● **REQUIREMENT**
Every line of the material is to be quoted verbatim, minus the pictures.

Stored entries

________________________________________

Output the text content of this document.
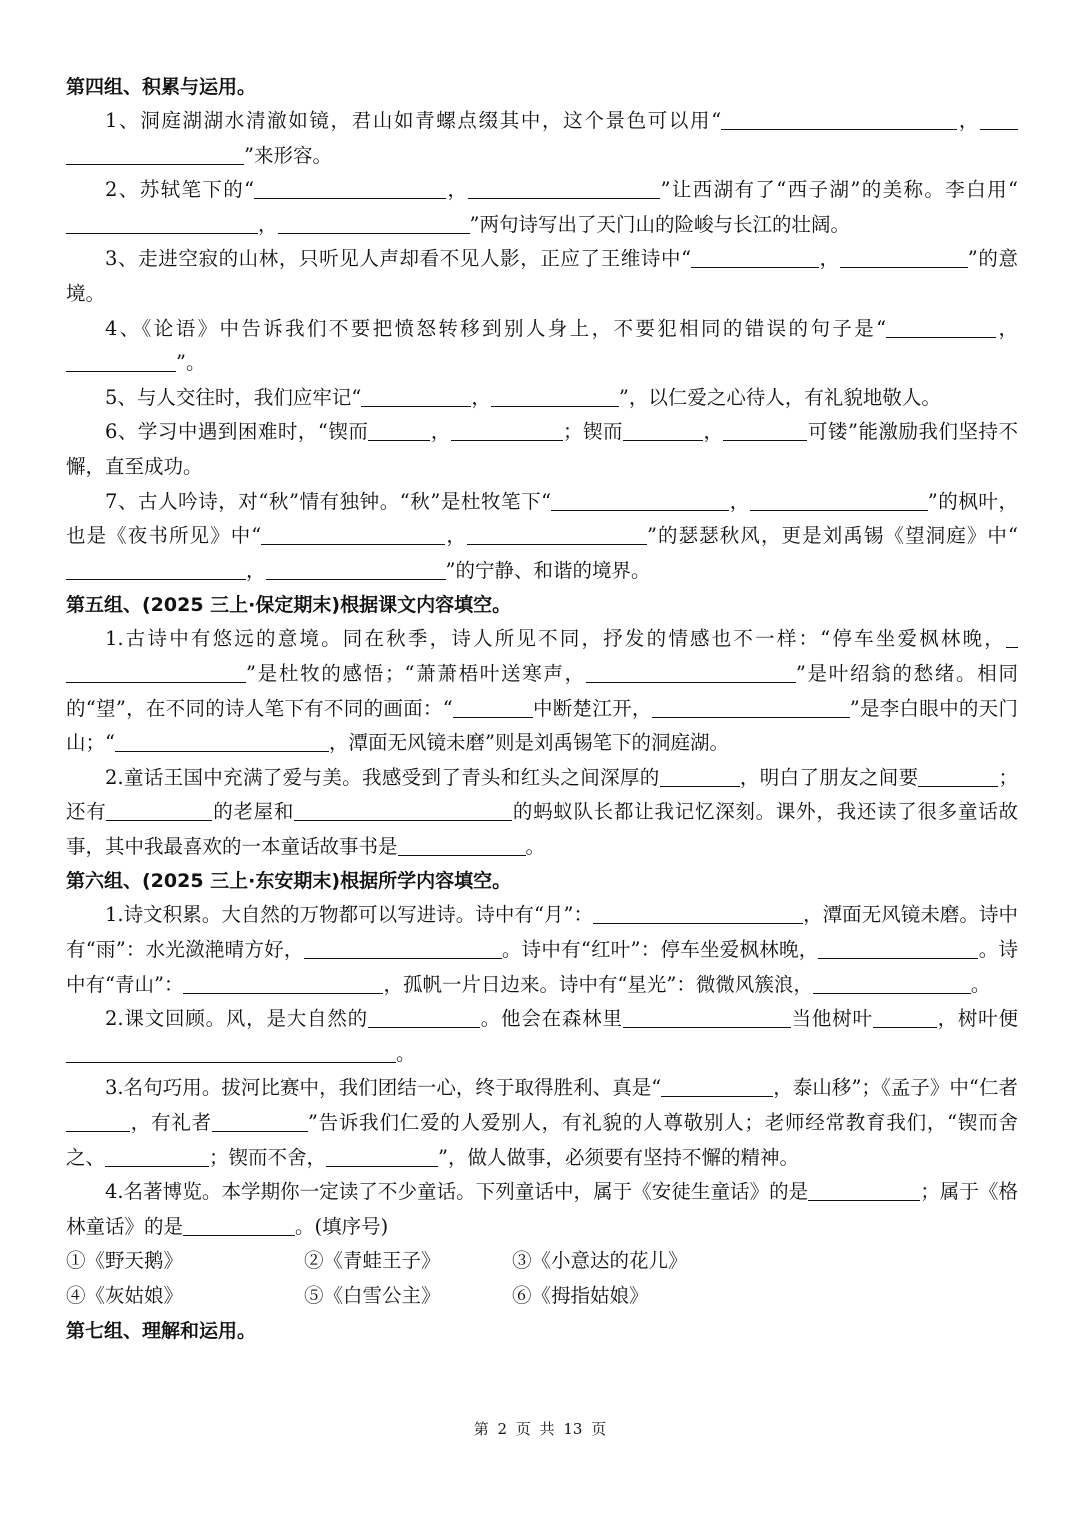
第四组、积累与运用。

1、洞庭湖湖水清澈如镜，君山如青螺点缀其中，这个景色可以用“	，”来形容。

2、苏轼笔下的“	，	”让西湖有了“西子湖”的美称。李白用“，	”两句诗写出了天门山的险峻与长江的壮阔。

3、走进空寂的山林，只听见人声却看不见人影，正应了王维诗中“	，	”的意境。

4、《论语》中告诉我们不要把愤怒转移到别人身上，不要犯相同的错误的句子是“	，”。

5、与人交往时，我们应牢记“	，	”，以仁爱之心待人，有礼貌地敬人。

6、学习中遇到困难时，“锲而	，	；锲而	，	可镂”能激励我们坚持不懈，直至成功。

7、古人吟诗，对“秋”情有独钟。“秋”是杜牧笔下“	，	”的枫叶，也是《夜书所见》中“	，	”的瑟瑟秋风，更是刘禹锡《望洞庭》中“，	”的宁静、和谐的境界。

第五组、(2025 三上·保定期末)根据课文内容填空。

1.古诗中有悠远的意境。同在秋季，诗人所见不同，抒发的情感也不一样：“停车坐爱枫林晚，”是杜牧的感悟；“萧萧梧叶送寒声，	”是叶绍翁的愁绪。相同的“望”，在不同的诗人笔下有不同的画面：“	中断楚江开，	”是李白眼中的天门山；“	，潭面无风镜未磨”则是刘禹锡笔下的洞庭湖。

2.童话王国中充满了爱与美。我感受到了青头和红头之间深厚的	，明白了朋友之间要	；还有	的老屋和	的蚂蚁队长都让我记忆深刻。课外，我还读了很多童话故事，其中我最喜欢的一本童话故事书是	。

第六组、(2025 三上·东安期末)根据所学内容填空。

1.诗文积累。大自然的万物都可以写进诗。诗中有“月”：	，潭面无风镜未磨。诗中有“雨”：水光潋滟晴方好，	。诗中有“红叶”：停车坐爱枫林晚，	。诗中有“青山”：	，孤帆一片日边来。诗中有“星光”：微微风簇浪，	。

2.课文回顾。风，是大自然的	。他会在森林里	当他树叶	，树叶便。

3.名句巧用。拔河比赛中，我们团结一心，终于取得胜利、真是“	，泰山移”；《孟子》中“仁者，有礼者	”告诉我们仁爱的人爱别人，有礼貌的人尊敬别人；老师经常教育我们，“锲而舍之、	；锲而不舍，	”，做人做事，必须要有坚持不懈的精神。

4.名著博览。本学期你一定读了不少童话。下列童话中，属于《安徒生童话》的是	；属于《格林童话》的是	。(填序号)

①《野天鹅》	②《青蛙王子》	③《小意达的花儿》
④《灰姑娘》	⑤《白雪公主》	⑥《拇指姑娘》

第七组、理解和运用。

第 2 页 共 13 页
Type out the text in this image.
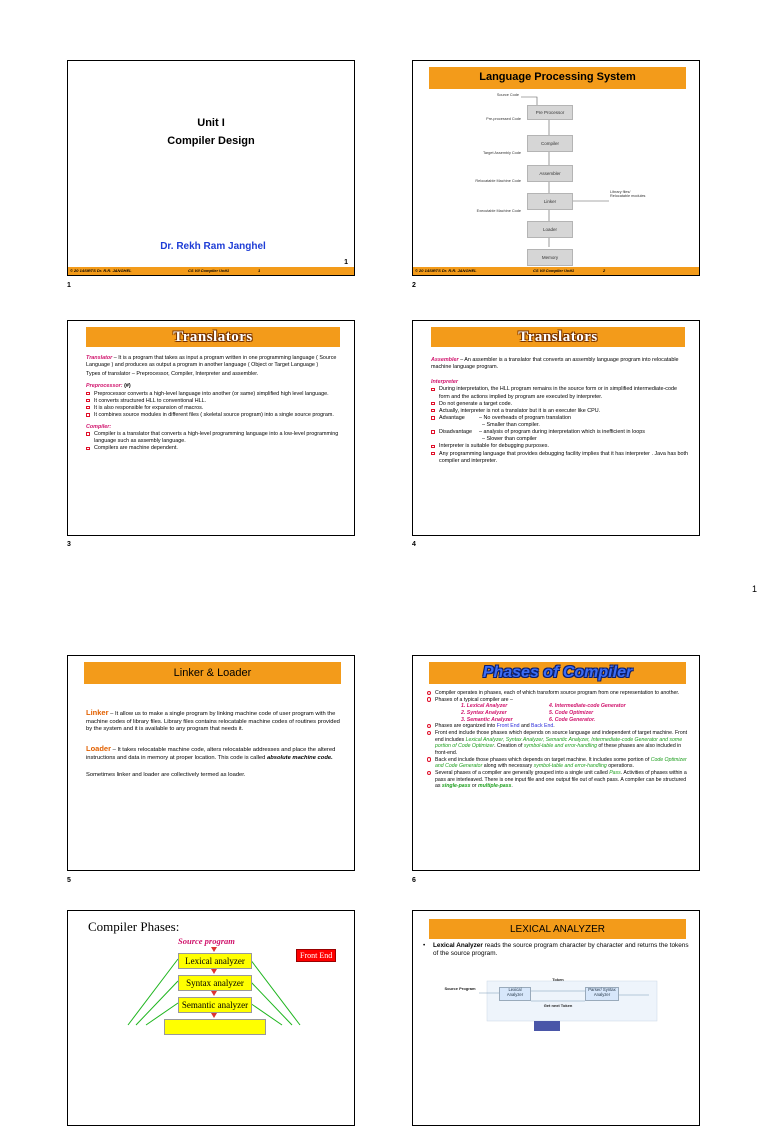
1
Unit I
Compiler Design
Dr. Rekh Ram Janghel
1
© 20 14SIRTS Dr. R.R. JANGHEL	CS VII Compiler Unit1	1
1
Language Processing System
Pre Processor
Compiler
Assembler
Linker
Loader
Memory
Source Code
Pre-processed Code
Target Assembly Code
Relocatable Machine Code
Executable Machine Code
Library files/ Relocatable modules
© 20 14SIRTS Dr. R.R. JANGHEL	CS VII Compiler Unit1	2
2
Translators

Translator – It is a program that takes as input a program written in one programming language ( Source Language ) and produces as output a program in another language ( Object or Target Language )

Types of translator – Preprocessor, Compiler, Interpreter and assembler.

Preprocessor: (#)
Preprocessor converts a high-level language into another (or same) simplified high level language.
It converts structured HLL to conventional HLL.
It is also responsible for expansion of macros.
It combines source modules in different files ( skeletal source program) into a single source program.
Compiler:
Compiler is a translator that converts a high-level programming language into a low-level programming language such as assembly language.
Compilers are machine dependent.
3
Translators

Assembler – An assembler is a translator that converts an assembly language program into relocatable machine language program.

Interpreter
During interpretation, the HLL program remains in the source form or in simplified intermediate-code form and the actions implied by program are executed by interpreter.
Do not generate a target code.
Actually, interpreter is not a translator but it is an executer like CPU.
Advantage	– No overheads of program translation
– Smaller than compiler.
Disadvantage	– analysis of program during interpretation which is inefficient in loops
– Slower than compiler
Interpreter is suitable for debugging purposes.
Any programming language that provides debugging facility implies that it has interpreter . Java has both compiler and interpreter.
4
Linker & Loader

Linker – It allow us to make a single program by linking machine code of user program with the machine codes of library files. Library files contains relocatable machine codes of routines provided by the system and it is available to any program that needs it.

Loader – It takes relocatable machine code, alters relocatable addresses and place the altered instructions and data in memory at proper location. This code is called absolute machine code.

Sometimes linker and loader are collectively termed as loader.

5
Phases of Compiler
Compiler operates in phases, each of which transform source program from one representation to another.
Phases of a typical compiler are –
1. Lexical Analyzer	4. Intermediate-code Generator
2. Syntax Analyzer	5. Code Optimizer
3. Semantic Analyzer	6. Code Generator.
Phases are organized into Front End and Back End.
Front end include those phases which depends on source language and independent of target machine. Front end includes Lexical Analyzer, Syntax Analyzer, Semantic Analyzer, Intermediate-code Generator and some portion of Code Optimizer. Creation of symbol-table and error-handling of these phases are also included in front-end.
Back end include those phases which depends on target machine. It includes some portion of Code Optimizer and Code Generator along with necessary symbol-table and error-handling operations.
Several phases of a compiler are generally grouped into a single unit called Pass. Activities of phases within a pass are interleaved. There is one input file and one output file out of each pass. A compiler can be structured as single-pass or multiple-pass.
6
Compiler Phases:
Source program
Front End
Lexical analyzer
Syntax analyzer
Semantic analyzer
LEXICAL ANALYZER
• Lexical Analyzer reads the source program character by character and returns the tokens of the source program.
Source Program	Lexical Analyzer
Token
Get next Token
Parser/ Syntax Analyzer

________________________________________

● **SOLUTION FOR THIS TASK**
Output the text content of this document.
第四组、积累与运用。

1、洞庭湖湖水清澈如镜，君山如青螺点缀其中，这个景色可以用“	，”来形容。

2、苏轼笔下的“	，	”让西湖有了“西子湖”的美称。李白用“，	”两句诗写出了天门山的险峻与长江的壮阔。

3、走进空寂的山林，只听见人声却看不见人影，正应了王维诗中“	，	”的意境。

4、《论语》中告诉我们不要把愤怒转移到别人身上，不要犯相同的错误的句子是“	，”。

5、与人交往时，我们应牢记“	，	”，以仁爱之心待人，有礼貌地敬人。

6、学习中遇到困难时，“锲而	，	；锲而	，	可镂”能激励我们坚持不懈，直至成功。

7、古人吟诗，对“秋”情有独钟。“秋”是杜牧笔下“	，	”的枫叶，也是《夜书所见》中“	，	”的瑟瑟秋风，更是刘禹锡《望洞庭》中“，	”的宁静、和谐的境界。

第五组、(2025 三上·保定期末)根据课文内容填空。

1.古诗中有悠远的意境。同在秋季，诗人所见不同，抒发的情感也不一样：“停车坐爱枫林晚，”是杜牧的感悟；“萧萧梧叶送寒声，	”是叶绍翁的愁绪。相同的“望”，在不同的诗人笔下有不同的画面：“	中断楚江开，	”是李白眼中的天门山；“	，潭面无风镜未磨”则是刘禹锡笔下的洞庭湖。

2.童话王国中充满了爱与美。我感受到了青头和红头之间深厚的	，明白了朋友之间要	；还有	的老屋和	的蚂蚁队长都让我记忆深刻。课外，我还读了很多童话故事，其中我最喜欢的一本童话故事书是	。

第六组、(2025 三上·东安期末)根据所学内容填空。

1.诗文积累。大自然的万物都可以写进诗。诗中有“月”：	，潭面无风镜未磨。诗中有“雨”：水光潋滟晴方好，	。诗中有“红叶”：停车坐爱枫林晚，	。诗中有“青山”：	，孤帆一片日边来。诗中有“星光”：微微风簇浪，	。

2.课文回顾。风，是大自然的	。他会在森林里	当他树叶	，树叶便。

3.名句巧用。拔河比赛中，我们团结一心，终于取得胜利、真是“	，泰山移”；《孟子》中“仁者，有礼者	”告诉我们仁爱的人爱别人，有礼貌的人尊敬别人；老师经常教育我们，“锲而舍之、	；锲而不舍，	”，做人做事，必须要有坚持不懈的精神。

4.名著博览。本学期你一定读了不少童话。下列童话中，属于《安徒生童话》的是	；属于《格林童话》的是	。(填序号)

①《野天鹅》	②《青蛙王子》	③《小意达的花儿》
④《灰姑娘》	⑤《白雪公主》	⑥《拇指姑娘》

第七组、理解和运用。

第 2 页 共 13 页
Type out the text in this image.
1
Unit I
Compiler Design
Dr. Rekh Ram Janghel
1
© 20 14SIRTS Dr. R.R. JANGHEL	CS VII Compiler Unit1	1
1
Language Processing System
Pre Processor
Compiler
Assembler
Linker
Loader
Memory
Source Code
Pre-processed Code
Target Assembly Code
Relocatable Machine Code
Executable Machine Code
Library files/ Relocatable modules
© 20 14SIRTS Dr. R.R. JANGHEL	CS VII Compiler Unit1	2
2
Translators

Translator – It is a program that takes as input a program written in one programming language ( Source Language ) and produces as output a program in another language ( Object or Target Language )

Types of translator – Preprocessor, Compiler, Interpreter and assembler.

Preprocessor: (#)
Preprocessor converts a high-level language into another (or same) simplified high level language.
It converts structured HLL to conventional HLL.
It is also responsible for expansion of macros.
It combines source modules in different files ( skeletal source program) into a single source program.
Compiler:
Compiler is a translator that converts a high-level programming language into a low-level programming language such as assembly language.
Compilers are machine dependent.
3
Translators

Assembler – An assembler is a translator that converts an assembly language program into relocatable machine language program.

Interpreter
During interpretation, the HLL program remains in the source form or in simplified intermediate-code form and the actions implied by program are executed by interpreter.
Do not generate a target code.
Actually, interpreter is not a translator but it is an executer like CPU.
Advantage	– No overheads of program translation
– Smaller than compiler.
Disadvantage	– analysis of program during interpretation which is inefficient in loops
– Slower than compiler
Interpreter is suitable for debugging purposes.
Any programming language that provides debugging facility implies that it has interpreter . Java has both compiler and interpreter.
4
Linker & Loader

Linker – It allow us to make a single program by linking machine code of user program with the machine codes of library files. Library files contains relocatable machine codes of routines provided by the system and it is available to any program that needs it.

Loader – It takes relocatable machine code, alters relocatable addresses and place the altered instructions and data in memory at proper location. This code is called absolute machine code.

Sometimes linker and loader are collectively termed as loader.

5
Phases of Compiler
Compiler operates in phases, each of which transform source program from one representation to another.
Phases of a typical compiler are –
1. Lexical Analyzer	4. Intermediate-code Generator
2. Syntax Analyzer	5. Code Optimizer
3. Semantic Analyzer	6. Code Generator.
Phases are organized into Front End and Back End.
Front end include those phases which depends on source language and independent of target machine. Front end includes Lexical Analyzer, Syntax Analyzer, Semantic Analyzer, Intermediate-code Generator and some portion of Code Optimizer. Creation of symbol-table and error-handling of these phases are also included in front-end.
Back end include those phases which depends on target machine. It includes some portion of Code Optimizer and Code Generator along with necessary symbol-table and error-handling operations.
Several phases of a compiler are generally grouped into a single unit called Pass. Activities of phases within a pass are interleaved. There is one input file and one output file out of each pass. A compiler can be structured as single-pass or multiple-pass.
6
Compiler Phases:
Source program
Front End
Lexical analyzer
Syntax analyzer
Semantic analyzer
LEXICAL ANALYZER
• Lexical Analyzer reads the source program character by character and returns the tokens of the source program.
Source Program	Lexical Analyzer
Token
Get next Token
Parser/ Syntax Analyzer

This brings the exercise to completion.